[TASK PROMPT]
Where a line holds the word "image", copy that line.

(Records that describe figures)
— START —

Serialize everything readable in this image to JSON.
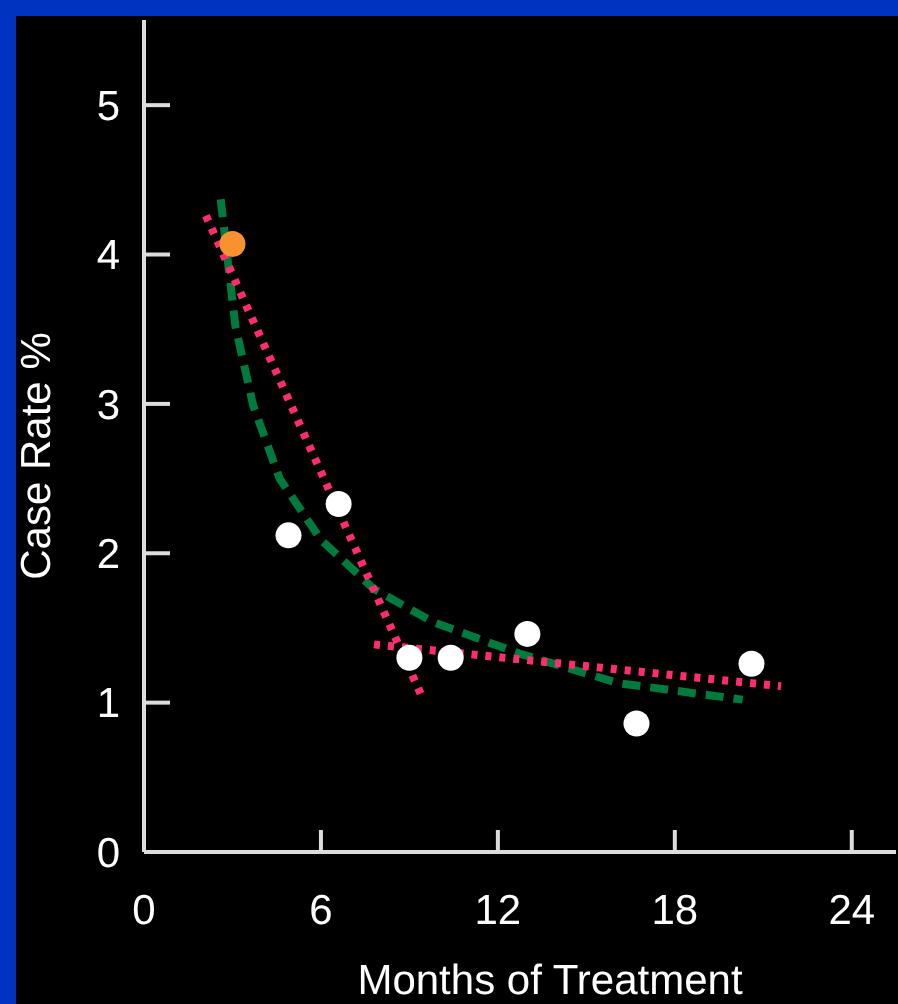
{
  "chart_data": {
    "type": "scatter",
    "xlabel": "Months of Treatment",
    "ylabel": "Case Rate %",
    "xlim": [
      0,
      25.5
    ],
    "ylim": [
      0,
      5.57
    ],
    "xticks": [
      0,
      6,
      12,
      18,
      24
    ],
    "yticks": [
      0,
      1,
      2,
      3,
      4,
      5
    ],
    "grid": false,
    "series": [
      {
        "type": "line",
        "color": "#007a3d",
        "line_style": "dashed",
        "marker": "none",
        "x": [
          2.6,
          3.1,
          3.7,
          4.6,
          6.0,
          7.8,
          9.8,
          12.7,
          16.1,
          20.3
        ],
        "values": [
          4.37,
          3.52,
          2.99,
          2.5,
          2.09,
          1.76,
          1.54,
          1.33,
          1.13,
          1.02
        ]
      },
      {
        "type": "line",
        "color": "#ff2d6e",
        "line_style": "dotted",
        "marker": "none",
        "x": [
          2.1,
          9.4
        ],
        "values": [
          4.26,
          1.05
        ]
      },
      {
        "type": "line",
        "color": "#ff2d6e",
        "line_style": "dotted",
        "marker": "none",
        "x": [
          7.8,
          21.6
        ],
        "values": [
          1.39,
          1.11
        ]
      },
      {
        "marker": "circle",
        "colors": [
          "#f7922e",
          "#ffffff",
          "#ffffff",
          "#ffffff",
          "#ffffff",
          "#ffffff",
          "#ffffff",
          "#ffffff"
        ],
        "x": [
          3.0,
          4.9,
          6.6,
          9.0,
          10.4,
          13.0,
          16.7,
          20.6
        ],
        "values": [
          4.07,
          2.12,
          2.33,
          1.3,
          1.3,
          1.46,
          0.86,
          1.26
        ]
      }
    ]
  }
}
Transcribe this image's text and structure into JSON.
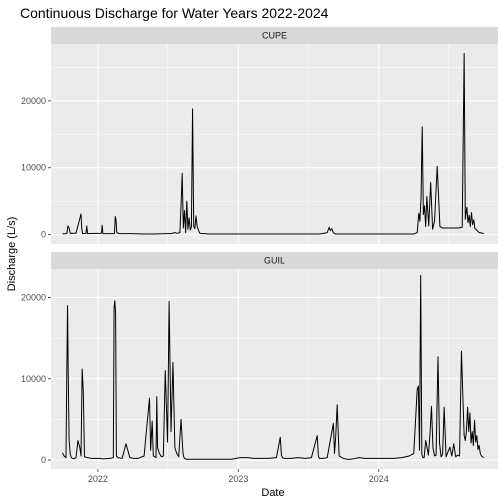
{
  "chart_data": {
    "type": "line",
    "title": "Continuous Discharge for Water Years 2022-2024",
    "xlabel": "Date",
    "ylabel": "Discharge (L/s)",
    "x_tick_labels": [
      "2022",
      "2023",
      "2024"
    ],
    "x_ticks": [
      "2022-01-01",
      "2023-01-01",
      "2024-01-01"
    ],
    "xlim": [
      "2021-09-01",
      "2024-11-06"
    ],
    "grid": true,
    "colors": {
      "panel_background": "#ebebeb",
      "strip_background": "#d9d9d9",
      "grid": "#ffffff",
      "line": "#000000"
    },
    "panels": [
      {
        "facet": "CUPE",
        "ylim": [
          -1400,
          28500
        ],
        "y_ticks": [
          0,
          10000,
          20000
        ],
        "y_tick_labels": [
          "0",
          "10000",
          "20000"
        ],
        "series": [
          {
            "x": [
              "2021-10-01",
              "2021-10-12",
              "2021-10-15",
              "2021-10-18",
              "2021-10-21",
              "2021-11-05",
              "2021-11-18",
              "2021-11-20",
              "2021-11-22",
              "2021-12-01",
              "2021-12-03",
              "2021-12-05",
              "2022-01-10",
              "2022-01-12",
              "2022-01-14",
              "2022-02-13",
              "2022-02-15",
              "2022-02-17",
              "2022-02-19",
              "2022-02-25",
              "2022-03-28",
              "2022-04-28",
              "2022-05-28",
              "2022-06-28",
              "2022-07-10",
              "2022-07-20",
              "2022-07-26",
              "2022-08-02",
              "2022-08-05",
              "2022-08-08",
              "2022-08-11",
              "2022-08-14",
              "2022-08-17",
              "2022-08-20",
              "2022-08-23",
              "2022-08-26",
              "2022-08-29",
              "2022-09-01",
              "2022-09-04",
              "2022-09-07",
              "2022-09-10",
              "2022-09-13",
              "2022-09-16",
              "2022-09-19",
              "2022-09-23",
              "2022-10-01",
              "2022-10-10",
              "2022-10-12",
              "2022-10-15",
              "2022-10-18",
              "2022-10-25",
              "2022-11-20",
              "2022-12-20",
              "2023-01-20",
              "2023-03-01",
              "2023-04-01",
              "2023-05-01",
              "2023-06-01",
              "2023-07-01",
              "2023-08-01",
              "2023-08-20",
              "2023-08-25",
              "2023-08-28",
              "2023-09-01",
              "2023-09-05",
              "2023-09-10",
              "2023-10-10",
              "2023-11-10",
              "2023-12-10",
              "2024-01-10",
              "2024-02-10",
              "2024-03-10",
              "2024-04-01",
              "2024-04-10",
              "2024-04-12",
              "2024-04-14",
              "2024-04-17",
              "2024-04-20",
              "2024-04-23",
              "2024-04-26",
              "2024-04-29",
              "2024-05-02",
              "2024-05-05",
              "2024-05-10",
              "2024-05-15",
              "2024-05-20",
              "2024-05-25",
              "2024-06-01",
              "2024-06-08",
              "2024-06-15",
              "2024-06-25",
              "2024-07-05",
              "2024-07-15",
              "2024-07-25",
              "2024-08-05",
              "2024-08-10",
              "2024-08-13",
              "2024-08-17",
              "2024-08-20",
              "2024-08-23",
              "2024-08-26",
              "2024-08-29",
              "2024-09-01",
              "2024-09-04",
              "2024-09-07",
              "2024-09-10",
              "2024-09-13",
              "2024-09-16",
              "2024-09-19",
              "2024-09-22",
              "2024-09-25",
              "2024-09-30"
            ],
            "y": [
              120,
              150,
              1300,
              1000,
              200,
              200,
              3100,
              900,
              150,
              200,
              1300,
              150,
              200,
              1400,
              150,
              150,
              2700,
              2200,
              300,
              150,
              150,
              100,
              100,
              150,
              150,
              300,
              200,
              300,
              4200,
              9200,
              1000,
              3600,
              300,
              5000,
              800,
              2500,
              700,
              1100,
              18800,
              1200,
              900,
              2800,
              1200,
              700,
              200,
              150,
              150,
              100,
              100,
              100,
              100,
              100,
              100,
              100,
              100,
              100,
              100,
              100,
              100,
              100,
              300,
              1100,
              600,
              900,
              300,
              100,
              100,
              100,
              100,
              100,
              100,
              100,
              100,
              300,
              1700,
              3200,
              2000,
              5600,
              16100,
              3000,
              4300,
              1200,
              5700,
              1300,
              7800,
              800,
              2000,
              10200,
              1200,
              1000,
              1000,
              1000,
              1000,
              1000,
              1100,
              27100,
              2300,
              4100,
              1800,
              2900,
              1200,
              3300,
              1500,
              2200,
              900,
              800,
              600,
              400,
              300,
              300,
              200,
              200
            ]
          }
        ]
      },
      {
        "facet": "GUIL",
        "ylim": [
          -1100,
          23500
        ],
        "y_ticks": [
          0,
          10000,
          20000
        ],
        "y_tick_labels": [
          "0",
          "10000",
          "20000"
        ],
        "series": [
          {
            "x": [
              "2021-10-01",
              "2021-10-05",
              "2021-10-10",
              "2021-10-12",
              "2021-10-14",
              "2021-10-16",
              "2021-10-18",
              "2021-10-21",
              "2021-10-24",
              "2021-10-27",
              "2021-10-30",
              "2021-11-05",
              "2021-11-10",
              "2021-11-15",
              "2021-11-18",
              "2021-11-21",
              "2021-11-24",
              "2021-11-27",
              "2021-12-05",
              "2021-12-15",
              "2022-01-05",
              "2022-01-15",
              "2022-02-01",
              "2022-02-10",
              "2022-02-12",
              "2022-02-14",
              "2022-02-16",
              "2022-02-18",
              "2022-02-22",
              "2022-03-05",
              "2022-03-15",
              "2022-03-25",
              "2022-04-05",
              "2022-04-15",
              "2022-05-01",
              "2022-05-15",
              "2022-05-18",
              "2022-05-22",
              "2022-05-25",
              "2022-06-01",
              "2022-06-03",
              "2022-06-05",
              "2022-06-10",
              "2022-06-15",
              "2022-06-20",
              "2022-06-25",
              "2022-07-01",
              "2022-07-05",
              "2022-07-10",
              "2022-07-15",
              "2022-07-20",
              "2022-07-25",
              "2022-07-30",
              "2022-08-05",
              "2022-08-10",
              "2022-08-12",
              "2022-08-14",
              "2022-08-16",
              "2022-08-19",
              "2022-08-22",
              "2022-08-25",
              "2022-08-28",
              "2022-09-03",
              "2022-09-08",
              "2022-09-13",
              "2022-09-18",
              "2022-09-20",
              "2022-09-22",
              "2022-09-24",
              "2022-09-28",
              "2022-10-01",
              "2022-10-04",
              "2022-11-27",
              "2022-12-02",
              "2022-12-15",
              "2023-01-05",
              "2023-01-25",
              "2023-02-10",
              "2023-03-01",
              "2023-03-20",
              "2023-04-10",
              "2023-04-20",
              "2023-04-23",
              "2023-04-26",
              "2023-04-29",
              "2023-05-05",
              "2023-05-20",
              "2023-06-05",
              "2023-06-25",
              "2023-07-10",
              "2023-07-25",
              "2023-07-28",
              "2023-07-31",
              "2023-08-10",
              "2023-08-20",
              "2023-09-05",
              "2023-09-08",
              "2023-09-11",
              "2023-09-15",
              "2023-09-20",
              "2023-10-01",
              "2023-10-10",
              "2023-10-13",
              "2023-10-16",
              "2023-10-20",
              "2023-11-01",
              "2023-11-10",
              "2023-11-25",
              "2023-12-10",
              "2023-12-25",
              "2024-01-10",
              "2024-01-25",
              "2024-02-10",
              "2024-03-01",
              "2024-03-20",
              "2024-04-01",
              "2024-04-10",
              "2024-04-13",
              "2024-04-16",
              "2024-04-19",
              "2024-04-22",
              "2024-04-25",
              "2024-04-28",
              "2024-05-02",
              "2024-05-05",
              "2024-05-09",
              "2024-05-13",
              "2024-05-17",
              "2024-05-21",
              "2024-05-25",
              "2024-05-29",
              "2024-06-03",
              "2024-06-07",
              "2024-06-11",
              "2024-06-15",
              "2024-06-19",
              "2024-06-24",
              "2024-06-29",
              "2024-07-04",
              "2024-07-09",
              "2024-07-14",
              "2024-07-19",
              "2024-07-24",
              "2024-07-29",
              "2024-08-03",
              "2024-08-07",
              "2024-08-10",
              "2024-08-13",
              "2024-08-16",
              "2024-08-19",
              "2024-08-22",
              "2024-08-25",
              "2024-08-28",
              "2024-08-31",
              "2024-09-03",
              "2024-09-06",
              "2024-09-09",
              "2024-09-12",
              "2024-09-15",
              "2024-09-18",
              "2024-09-21",
              "2024-09-24",
              "2024-09-27",
              "2024-09-30"
            ],
            "y": [
              900,
              500,
              300,
              10500,
              19000,
              9800,
              2500,
              700,
              300,
              200,
              150,
              300,
              2400,
              1500,
              500,
              11200,
              8400,
              400,
              300,
              200,
              200,
              150,
              200,
              300,
              18800,
              19600,
              17900,
              500,
              300,
              200,
              2000,
              300,
              200,
              200,
              500,
              7600,
              1200,
              4800,
              500,
              300,
              7800,
              1500,
              800,
              400,
              500,
              11000,
              2200,
              19500,
              3500,
              12000,
              1500,
              800,
              400,
              5000,
              900,
              400,
              200,
              150,
              100,
              100,
              100,
              100,
              100,
              100,
              100,
              100,
              100,
              100,
              100,
              100,
              100,
              100,
              100,
              100,
              100,
              300,
              300,
              200,
              200,
              200,
              300,
              2800,
              600,
              300,
              200,
              200,
              200,
              300,
              200,
              300,
              3000,
              500,
              200,
              200,
              300,
              4500,
              800,
              2800,
              6800,
              500,
              200,
              100,
              100,
              100,
              100,
              200,
              300,
              200,
              200,
              200,
              200,
              200,
              200,
              300,
              500,
              800,
              8700,
              9100,
              1200,
              22700,
              700,
              300,
              300,
              2400,
              1700,
              600,
              3000,
              6600,
              1500,
              500,
              600,
              12700,
              2100,
              400,
              700,
              6500,
              400,
              1000,
              1600,
              500,
              2000,
              400,
              600,
              500,
              13400,
              7300,
              3000,
              2400,
              3600,
              6500,
              3500,
              5800,
              2100,
              3500,
              1800,
              4900,
              2200,
              3000,
              1300,
              1800,
              800,
              500,
              400,
              300
            ]
          }
        ]
      }
    ]
  }
}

— END —

[CORRECT RESPONSE]
Serialize everything readable in this image to JSON.
Transcribe this image's text and structure into JSON.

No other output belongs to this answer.